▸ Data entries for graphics
* * * * *

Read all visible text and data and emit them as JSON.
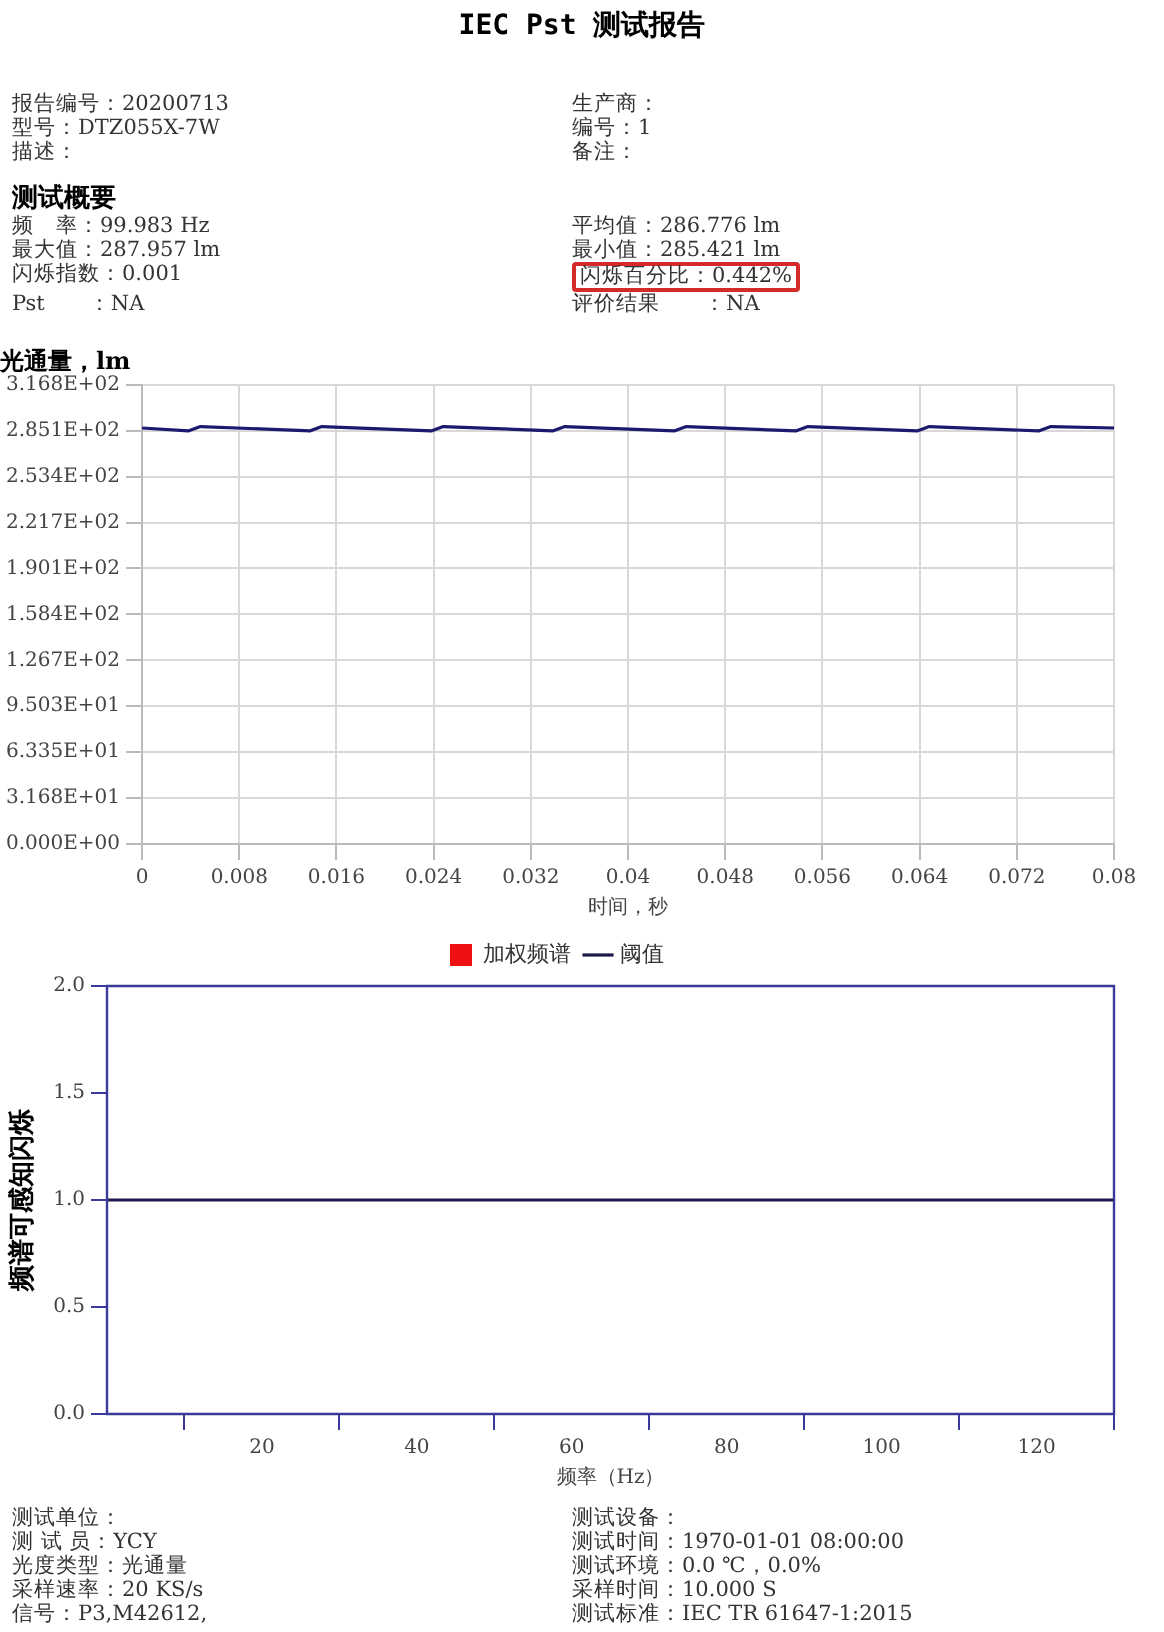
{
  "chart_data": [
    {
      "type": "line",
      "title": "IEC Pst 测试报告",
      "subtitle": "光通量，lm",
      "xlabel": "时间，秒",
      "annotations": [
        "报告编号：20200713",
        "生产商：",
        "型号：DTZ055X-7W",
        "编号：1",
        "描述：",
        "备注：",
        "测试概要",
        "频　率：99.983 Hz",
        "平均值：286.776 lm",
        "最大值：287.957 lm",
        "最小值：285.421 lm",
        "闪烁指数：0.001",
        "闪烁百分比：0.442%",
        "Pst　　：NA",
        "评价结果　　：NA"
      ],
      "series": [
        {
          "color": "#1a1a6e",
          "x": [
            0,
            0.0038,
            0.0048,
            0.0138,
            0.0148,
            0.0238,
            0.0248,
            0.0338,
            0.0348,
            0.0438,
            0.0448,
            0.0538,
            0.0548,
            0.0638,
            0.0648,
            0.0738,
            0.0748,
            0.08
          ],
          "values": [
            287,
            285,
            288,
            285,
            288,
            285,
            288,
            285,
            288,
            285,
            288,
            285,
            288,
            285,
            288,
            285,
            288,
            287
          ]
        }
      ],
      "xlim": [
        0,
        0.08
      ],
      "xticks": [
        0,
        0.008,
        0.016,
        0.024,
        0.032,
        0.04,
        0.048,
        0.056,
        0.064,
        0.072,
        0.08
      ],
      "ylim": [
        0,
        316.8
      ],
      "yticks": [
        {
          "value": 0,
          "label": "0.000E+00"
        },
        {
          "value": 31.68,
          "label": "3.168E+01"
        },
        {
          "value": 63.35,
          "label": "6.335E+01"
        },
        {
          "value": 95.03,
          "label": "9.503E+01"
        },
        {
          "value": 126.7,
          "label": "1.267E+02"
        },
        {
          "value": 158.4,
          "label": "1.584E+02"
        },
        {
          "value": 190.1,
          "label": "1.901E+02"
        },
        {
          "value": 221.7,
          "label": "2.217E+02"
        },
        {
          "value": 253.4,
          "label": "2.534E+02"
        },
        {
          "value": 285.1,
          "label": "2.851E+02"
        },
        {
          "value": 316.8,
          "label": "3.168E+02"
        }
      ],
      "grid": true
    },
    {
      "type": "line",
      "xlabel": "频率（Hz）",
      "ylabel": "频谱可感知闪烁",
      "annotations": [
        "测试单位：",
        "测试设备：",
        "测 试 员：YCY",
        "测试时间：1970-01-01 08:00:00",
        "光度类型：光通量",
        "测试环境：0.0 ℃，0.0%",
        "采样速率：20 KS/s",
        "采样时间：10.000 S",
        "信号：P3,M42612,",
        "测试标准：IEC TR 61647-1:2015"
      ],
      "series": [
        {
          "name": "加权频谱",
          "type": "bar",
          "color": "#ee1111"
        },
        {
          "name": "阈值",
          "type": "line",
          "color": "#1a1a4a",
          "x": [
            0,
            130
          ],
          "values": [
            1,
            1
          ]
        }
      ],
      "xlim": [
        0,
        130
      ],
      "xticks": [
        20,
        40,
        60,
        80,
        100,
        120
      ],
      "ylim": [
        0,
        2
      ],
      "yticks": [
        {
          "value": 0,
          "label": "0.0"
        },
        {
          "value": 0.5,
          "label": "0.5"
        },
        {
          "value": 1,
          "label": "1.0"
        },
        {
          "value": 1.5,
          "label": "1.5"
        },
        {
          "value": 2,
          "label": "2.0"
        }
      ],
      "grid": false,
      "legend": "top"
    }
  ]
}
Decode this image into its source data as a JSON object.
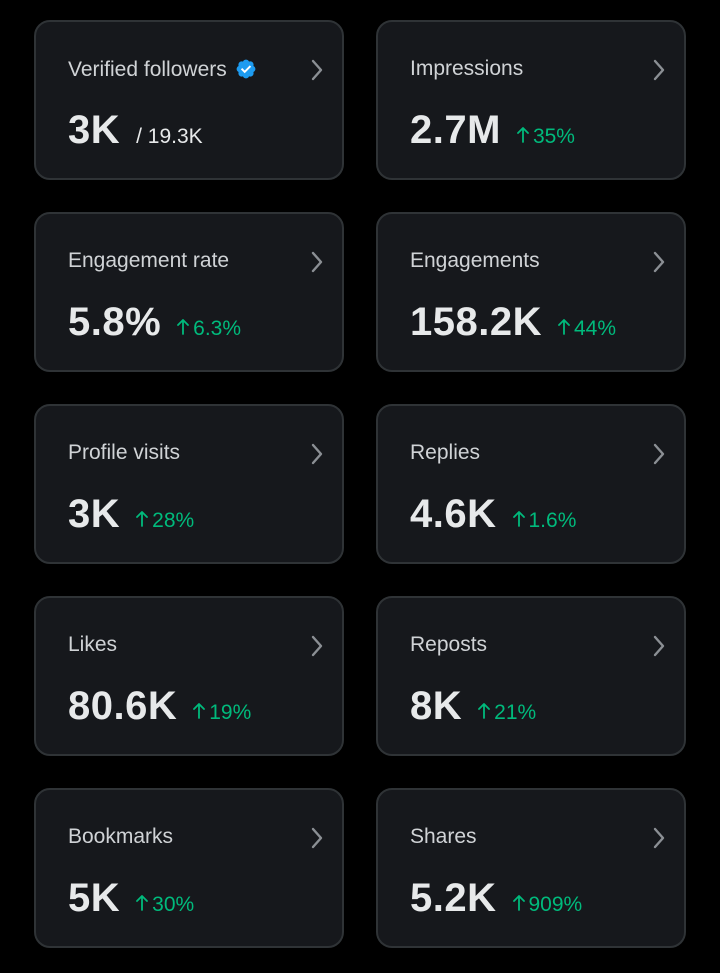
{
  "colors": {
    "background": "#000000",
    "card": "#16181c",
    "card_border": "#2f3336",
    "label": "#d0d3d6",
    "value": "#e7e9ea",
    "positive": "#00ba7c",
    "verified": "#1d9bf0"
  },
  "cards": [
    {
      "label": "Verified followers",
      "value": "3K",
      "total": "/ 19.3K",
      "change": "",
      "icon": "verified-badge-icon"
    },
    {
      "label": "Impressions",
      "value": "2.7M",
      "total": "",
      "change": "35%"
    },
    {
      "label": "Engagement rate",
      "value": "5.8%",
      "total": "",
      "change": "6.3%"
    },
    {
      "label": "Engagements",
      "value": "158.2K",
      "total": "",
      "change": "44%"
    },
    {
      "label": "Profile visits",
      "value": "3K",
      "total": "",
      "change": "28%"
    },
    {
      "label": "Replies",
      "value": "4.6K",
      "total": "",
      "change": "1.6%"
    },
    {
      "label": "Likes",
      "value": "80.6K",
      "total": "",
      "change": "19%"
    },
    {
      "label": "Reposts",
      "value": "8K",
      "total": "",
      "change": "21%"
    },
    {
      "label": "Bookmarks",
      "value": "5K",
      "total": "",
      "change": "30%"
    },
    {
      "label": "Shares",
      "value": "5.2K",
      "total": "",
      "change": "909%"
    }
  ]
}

* * * * *

▸ WHAT YOU NEED TO DO
Only the number is needed: state how many lines in the listing contain "change".

▸ WRITTEN ANSWER
10